══ Listed entries

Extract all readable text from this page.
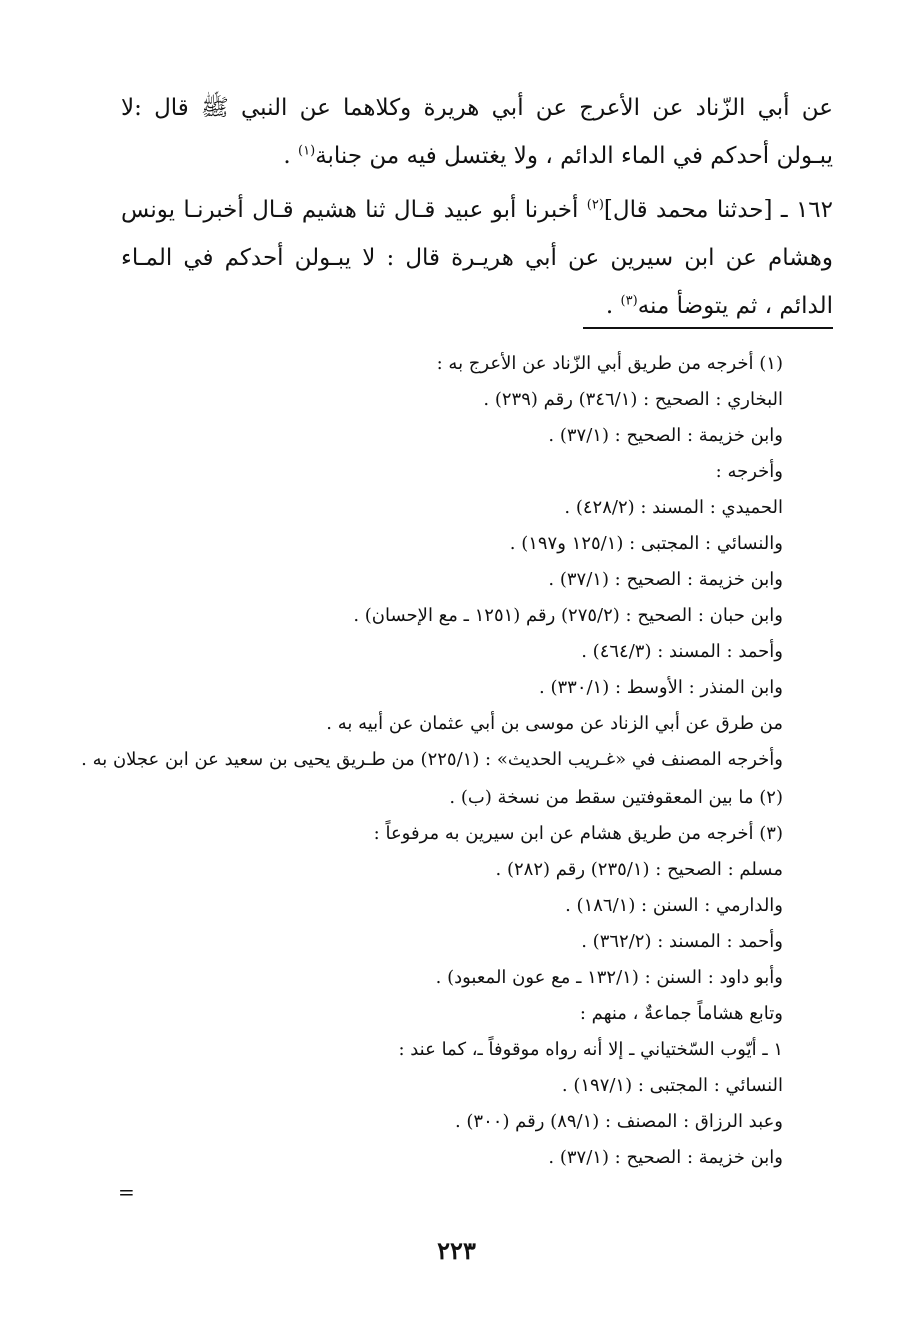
عن أبي الزّناد عن الأعرج عن أبي هريرة وكلاهما عن النبي ﷺ قال :لا يبـولن أحدكم في الماء الدائم ، ولا يغتسل فيه من جنابة$^{(١)}$ .

١٦٢ ـ [حدثنا محمد قال]$^{(٢)}$ أخبرنا أبو عبيد قـال ثنا هشيم قـال أخبرنـا يونس وهشام عن ابن سيرين عن أبي هريـرة قال : لا يبـولن أحدكم في المـاء الدائم ، ثم يتوضأ منه$^{(٣)}$ .

(١) أخرجه من طريق أبي الزّناد عن الأعرج به :
البخاري : الصحيح : (٣٤٦/١) رقم (٢٣٩) .
وابن خزيمة : الصحيح : (٣٧/١) .
وأخرجه :
الحميدي : المسند : (٤٢٨/٢) .
والنسائي : المجتبى : (١٢٥/١ و١٩٧) .
وابن خزيمة : الصحيح : (٣٧/١) .
وابن حبان : الصحيح : (٢٧٥/٢) رقم (١٢٥١ ـ مع الإحسان) .
وأحمد : المسند : (٤٦٤/٣) .
وابن المنذر : الأوسط : (٣٣٠/١) .
من طرق عن أبي الزناد عن موسى بن أبي عثمان عن أبيه به .
وأخرجه المصنف في «غـريب الحديث» : (٢٢٥/١) من طـريق يحيى بن سعيد عن ابن عجلان به .
(٢) ما بين المعقوفتين سقط من نسخة (ب) .
(٣) أخرجه من طريق هشام عن ابن سيرين به مرفوعاً :
مسلم : الصحيح : (٢٣٥/١) رقم (٢٨٢) .
والدارمي : السنن : (١٨٦/١) .
وأحمد : المسند : (٣٦٢/٢) .
وأبو داود : السنن : (١٣٢/١ ـ مع عون المعبود) .
وتابع هشاماً جماعةٌ ، منهم :
١ ـ أيّوب السّختياني ـ إلا أنه رواه موقوفاً ـ، كما عند :
النسائي : المجتبى : (١٩٧/١) .
وعبد الرزاق : المصنف : (٨٩/١) رقم (٣٠٠) .
وابن خزيمة : الصحيح : (٣٧/١) .
=
٢٢٣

════

**Task:**
Pull out all lines of the data with the string "المسند".

**Problem solution:**
الحميدي : المسند : (٤٢٨/٢) .
وأحمد : المسند : (٤٦٤/٣) .
وأحمد : المسند : (٣٦٢/٢) .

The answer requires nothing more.